▶ The request:
Give every entry again, word for word.

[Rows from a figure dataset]
* Begin *

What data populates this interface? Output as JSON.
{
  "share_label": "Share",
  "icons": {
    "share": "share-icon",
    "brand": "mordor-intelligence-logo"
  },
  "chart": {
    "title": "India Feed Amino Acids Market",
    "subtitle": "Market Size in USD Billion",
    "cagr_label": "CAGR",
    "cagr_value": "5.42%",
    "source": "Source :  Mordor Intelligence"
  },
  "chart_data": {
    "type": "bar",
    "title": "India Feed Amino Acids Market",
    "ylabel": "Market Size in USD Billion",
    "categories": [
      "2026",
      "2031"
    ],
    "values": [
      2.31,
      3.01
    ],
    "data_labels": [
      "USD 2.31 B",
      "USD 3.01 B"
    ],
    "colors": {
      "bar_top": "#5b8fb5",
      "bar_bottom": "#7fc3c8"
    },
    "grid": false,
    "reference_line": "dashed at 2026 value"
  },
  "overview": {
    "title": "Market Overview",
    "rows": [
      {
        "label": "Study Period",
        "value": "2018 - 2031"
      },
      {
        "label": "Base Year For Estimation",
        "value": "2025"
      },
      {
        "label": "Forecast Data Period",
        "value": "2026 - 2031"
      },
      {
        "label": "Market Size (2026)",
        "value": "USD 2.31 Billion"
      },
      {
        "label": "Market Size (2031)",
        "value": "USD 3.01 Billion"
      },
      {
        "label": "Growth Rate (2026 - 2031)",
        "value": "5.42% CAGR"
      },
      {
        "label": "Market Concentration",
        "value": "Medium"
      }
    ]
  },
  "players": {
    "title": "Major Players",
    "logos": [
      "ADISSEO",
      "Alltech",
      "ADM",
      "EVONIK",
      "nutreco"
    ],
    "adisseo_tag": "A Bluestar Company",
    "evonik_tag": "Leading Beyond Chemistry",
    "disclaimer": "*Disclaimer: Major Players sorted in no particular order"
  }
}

* End *

▶ Task answer:
What data populates this interface? Output as JSON.
{
  "share_label": "Share",
  "icons": {
    "share": "share-icon",
    "brand": "mordor-intelligence-logo"
  },
  "chart": {
    "title": "India Feed Amino Acids Market",
    "subtitle": "Market Size in USD Billion",
    "cagr_label": "CAGR",
    "cagr_value": "5.42%",
    "source": "Source :  Mordor Intelligence"
  },
  "chart_data": {
    "type": "bar",
    "title": "India Feed Amino Acids Market",
    "ylabel": "Market Size in USD Billion",
    "categories": [
      "2026",
      "2031"
    ],
    "values": [
      2.31,
      3.01
    ],
    "data_labels": [
      "USD 2.31 B",
      "USD 3.01 B"
    ],
    "colors": {
      "bar_top": "#5b8fb5",
      "bar_bottom": "#7fc3c8"
    },
    "grid": false,
    "reference_line": "dashed at 2026 value"
  },
  "overview": {
    "title": "Market Overview",
    "rows": [
      {
        "label": "Study Period",
        "value": "2018 - 2031"
      },
      {
        "label": "Base Year For Estimation",
        "value": "2025"
      },
      {
        "label": "Forecast Data Period",
        "value": "2026 - 2031"
      },
      {
        "label": "Market Size (2026)",
        "value": "USD 2.31 Billion"
      },
      {
        "label": "Market Size (2031)",
        "value": "USD 3.01 Billion"
      },
      {
        "label": "Growth Rate (2026 - 2031)",
        "value": "5.42% CAGR"
      },
      {
        "label": "Market Concentration",
        "value": "Medium"
      }
    ]
  },
  "players": {
    "title": "Major Players",
    "logos": [
      "ADISSEO",
      "Alltech",
      "ADM",
      "EVONIK",
      "nutreco"
    ],
    "adisseo_tag": "A Bluestar Company",
    "evonik_tag": "Leading Beyond Chemistry",
    "disclaimer": "*Disclaimer: Major Players sorted in no particular order"
  }
}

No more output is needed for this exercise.